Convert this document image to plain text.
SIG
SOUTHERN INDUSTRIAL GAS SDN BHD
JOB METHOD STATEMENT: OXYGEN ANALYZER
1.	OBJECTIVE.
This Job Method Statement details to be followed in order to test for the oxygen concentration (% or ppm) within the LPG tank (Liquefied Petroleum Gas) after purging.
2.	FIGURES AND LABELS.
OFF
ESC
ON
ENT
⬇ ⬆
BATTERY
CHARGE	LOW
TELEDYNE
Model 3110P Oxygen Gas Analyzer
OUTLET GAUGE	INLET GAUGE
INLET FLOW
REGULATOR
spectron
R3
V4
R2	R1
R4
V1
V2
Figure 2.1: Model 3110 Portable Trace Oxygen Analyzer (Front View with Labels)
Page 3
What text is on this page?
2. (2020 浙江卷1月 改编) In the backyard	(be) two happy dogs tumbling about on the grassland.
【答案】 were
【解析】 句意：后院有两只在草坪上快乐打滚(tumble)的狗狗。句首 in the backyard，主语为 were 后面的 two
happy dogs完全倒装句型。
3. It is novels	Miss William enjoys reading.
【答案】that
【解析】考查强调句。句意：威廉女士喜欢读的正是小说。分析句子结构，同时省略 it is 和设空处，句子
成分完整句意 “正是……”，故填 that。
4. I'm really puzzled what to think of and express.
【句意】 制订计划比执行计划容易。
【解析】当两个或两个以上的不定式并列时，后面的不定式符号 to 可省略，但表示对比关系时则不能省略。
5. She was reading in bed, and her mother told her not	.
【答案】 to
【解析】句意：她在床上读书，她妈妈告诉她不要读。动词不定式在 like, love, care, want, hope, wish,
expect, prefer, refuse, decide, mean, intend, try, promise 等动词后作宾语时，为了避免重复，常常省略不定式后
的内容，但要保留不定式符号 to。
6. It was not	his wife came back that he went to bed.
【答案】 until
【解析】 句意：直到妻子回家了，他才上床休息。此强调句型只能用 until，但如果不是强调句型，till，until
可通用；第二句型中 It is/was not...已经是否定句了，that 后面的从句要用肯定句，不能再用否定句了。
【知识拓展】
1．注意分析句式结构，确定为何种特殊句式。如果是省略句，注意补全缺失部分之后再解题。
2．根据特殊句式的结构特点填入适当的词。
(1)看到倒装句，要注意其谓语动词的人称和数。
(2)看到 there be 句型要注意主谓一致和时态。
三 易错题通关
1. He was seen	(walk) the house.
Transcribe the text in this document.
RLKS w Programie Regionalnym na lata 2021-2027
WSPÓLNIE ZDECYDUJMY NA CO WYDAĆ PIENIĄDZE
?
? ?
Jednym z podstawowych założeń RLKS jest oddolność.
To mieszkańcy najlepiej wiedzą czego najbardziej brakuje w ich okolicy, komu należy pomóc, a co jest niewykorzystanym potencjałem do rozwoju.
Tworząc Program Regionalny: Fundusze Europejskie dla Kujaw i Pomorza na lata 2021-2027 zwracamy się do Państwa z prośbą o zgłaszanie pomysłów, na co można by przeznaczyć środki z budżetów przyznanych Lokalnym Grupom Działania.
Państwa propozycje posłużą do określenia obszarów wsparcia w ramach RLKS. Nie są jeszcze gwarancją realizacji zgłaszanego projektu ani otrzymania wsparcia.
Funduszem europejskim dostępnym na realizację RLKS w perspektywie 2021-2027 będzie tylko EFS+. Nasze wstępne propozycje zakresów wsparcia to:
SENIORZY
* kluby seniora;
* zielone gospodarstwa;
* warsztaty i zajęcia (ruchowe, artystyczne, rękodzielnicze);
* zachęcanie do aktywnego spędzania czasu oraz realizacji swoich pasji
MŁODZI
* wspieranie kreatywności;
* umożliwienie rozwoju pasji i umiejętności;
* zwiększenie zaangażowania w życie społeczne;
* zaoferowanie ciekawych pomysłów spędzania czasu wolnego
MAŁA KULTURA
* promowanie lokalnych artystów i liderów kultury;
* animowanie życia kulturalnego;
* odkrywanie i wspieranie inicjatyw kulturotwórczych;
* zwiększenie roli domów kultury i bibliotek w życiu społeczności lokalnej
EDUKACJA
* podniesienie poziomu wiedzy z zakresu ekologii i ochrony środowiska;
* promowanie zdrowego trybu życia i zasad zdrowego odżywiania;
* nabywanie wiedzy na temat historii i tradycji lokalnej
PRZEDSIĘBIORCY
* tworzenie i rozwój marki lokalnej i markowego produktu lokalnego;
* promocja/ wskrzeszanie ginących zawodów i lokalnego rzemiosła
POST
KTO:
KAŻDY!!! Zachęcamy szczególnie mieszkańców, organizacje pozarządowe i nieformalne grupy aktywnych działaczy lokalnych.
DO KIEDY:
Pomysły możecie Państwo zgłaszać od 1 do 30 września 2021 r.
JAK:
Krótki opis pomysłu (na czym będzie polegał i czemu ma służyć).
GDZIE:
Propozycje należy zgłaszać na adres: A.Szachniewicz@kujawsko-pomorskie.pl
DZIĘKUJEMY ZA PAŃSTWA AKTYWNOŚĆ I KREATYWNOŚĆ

Stated exercise: Every record above should be output exactly.

Finished answer:
Convert this document image to plain text.
SIG
SOUTHERN INDUSTRIAL GAS SDN BHD
JOB METHOD STATEMENT: OXYGEN ANALYZER
1.	OBJECTIVE.
This Job Method Statement details to be followed in order to test for the oxygen concentration (% or ppm) within the LPG tank (Liquefied Petroleum Gas) after purging.
2.	FIGURES AND LABELS.
OFF
ESC
ON
ENT
⬇ ⬆
BATTERY
CHARGE	LOW
TELEDYNE
Model 3110P Oxygen Gas Analyzer
OUTLET GAUGE	INLET GAUGE
INLET FLOW
REGULATOR
spectron
R3
V4
R2	R1
R4
V1
V2
Figure 2.1: Model 3110 Portable Trace Oxygen Analyzer (Front View with Labels)
Page 3
What text is on this page?
2. (2020 浙江卷1月 改编) In the backyard	(be) two happy dogs tumbling about on the grassland.
【答案】 were
【解析】 句意：后院有两只在草坪上快乐打滚(tumble)的狗狗。句首 in the backyard，主语为 were 后面的 two
happy dogs完全倒装句型。
3. It is novels	Miss William enjoys reading.
【答案】that
【解析】考查强调句。句意：威廉女士喜欢读的正是小说。分析句子结构，同时省略 it is 和设空处，句子
成分完整句意 “正是……”，故填 that。
4. I'm really puzzled what to think of and express.
【句意】 制订计划比执行计划容易。
【解析】当两个或两个以上的不定式并列时，后面的不定式符号 to 可省略，但表示对比关系时则不能省略。
5. She was reading in bed, and her mother told her not	.
【答案】 to
【解析】句意：她在床上读书，她妈妈告诉她不要读。动词不定式在 like, love, care, want, hope, wish,
expect, prefer, refuse, decide, mean, intend, try, promise 等动词后作宾语时，为了避免重复，常常省略不定式后
的内容，但要保留不定式符号 to。
6. It was not	his wife came back that he went to bed.
【答案】 until
【解析】 句意：直到妻子回家了，他才上床休息。此强调句型只能用 until，但如果不是强调句型，till，until
可通用；第二句型中 It is/was not...已经是否定句了，that 后面的从句要用肯定句，不能再用否定句了。
【知识拓展】
1．注意分析句式结构，确定为何种特殊句式。如果是省略句，注意补全缺失部分之后再解题。
2．根据特殊句式的结构特点填入适当的词。
(1)看到倒装句，要注意其谓语动词的人称和数。
(2)看到 there be 句型要注意主谓一致和时态。
三 易错题通关
1. He was seen	(walk) the house.
Transcribe the text in this document.
RLKS w Programie Regionalnym na lata 2021-2027
WSPÓLNIE ZDECYDUJMY NA CO WYDAĆ PIENIĄDZE
?
? ?
Jednym z podstawowych założeń RLKS jest oddolność.
To mieszkańcy najlepiej wiedzą czego najbardziej brakuje w ich okolicy, komu należy pomóc, a co jest niewykorzystanym potencjałem do rozwoju.
Tworząc Program Regionalny: Fundusze Europejskie dla Kujaw i Pomorza na lata 2021-2027 zwracamy się do Państwa z prośbą o zgłaszanie pomysłów, na co można by przeznaczyć środki z budżetów przyznanych Lokalnym Grupom Działania.
Państwa propozycje posłużą do określenia obszarów wsparcia w ramach RLKS. Nie są jeszcze gwarancją realizacji zgłaszanego projektu ani otrzymania wsparcia.
Funduszem europejskim dostępnym na realizację RLKS w perspektywie 2021-2027 będzie tylko EFS+. Nasze wstępne propozycje zakresów wsparcia to:
SENIORZY
* kluby seniora;
* zielone gospodarstwa;
* warsztaty i zajęcia (ruchowe, artystyczne, rękodzielnicze);
* zachęcanie do aktywnego spędzania czasu oraz realizacji swoich pasji
MŁODZI
* wspieranie kreatywności;
* umożliwienie rozwoju pasji i umiejętności;
* zwiększenie zaangażowania w życie społeczne;
* zaoferowanie ciekawych pomysłów spędzania czasu wolnego
MAŁA KULTURA
* promowanie lokalnych artystów i liderów kultury;
* animowanie życia kulturalnego;
* odkrywanie i wspieranie inicjatyw kulturotwórczych;
* zwiększenie roli domów kultury i bibliotek w życiu społeczności lokalnej
EDUKACJA
* podniesienie poziomu wiedzy z zakresu ekologii i ochrony środowiska;
* promowanie zdrowego trybu życia i zasad zdrowego odżywiania;
* nabywanie wiedzy na temat historii i tradycji lokalnej
PRZEDSIĘBIORCY
* tworzenie i rozwój marki lokalnej i markowego produktu lokalnego;
* promocja/ wskrzeszanie ginących zawodów i lokalnego rzemiosła
POST
KTO:
KAŻDY!!! Zachęcamy szczególnie mieszkańców, organizacje pozarządowe i nieformalne grupy aktywnych działaczy lokalnych.
DO KIEDY:
Pomysły możecie Państwo zgłaszać od 1 do 30 września 2021 r.
JAK:
Krótki opis pomysłu (na czym będzie polegał i czemu ma służyć).
GDZIE:
Propozycje należy zgłaszać na adres: A.Szachniewicz@kujawsko-pomorskie.pl
DZIĘKUJEMY ZA PAŃSTWA AKTYWNOŚĆ I KREATYWNOŚĆ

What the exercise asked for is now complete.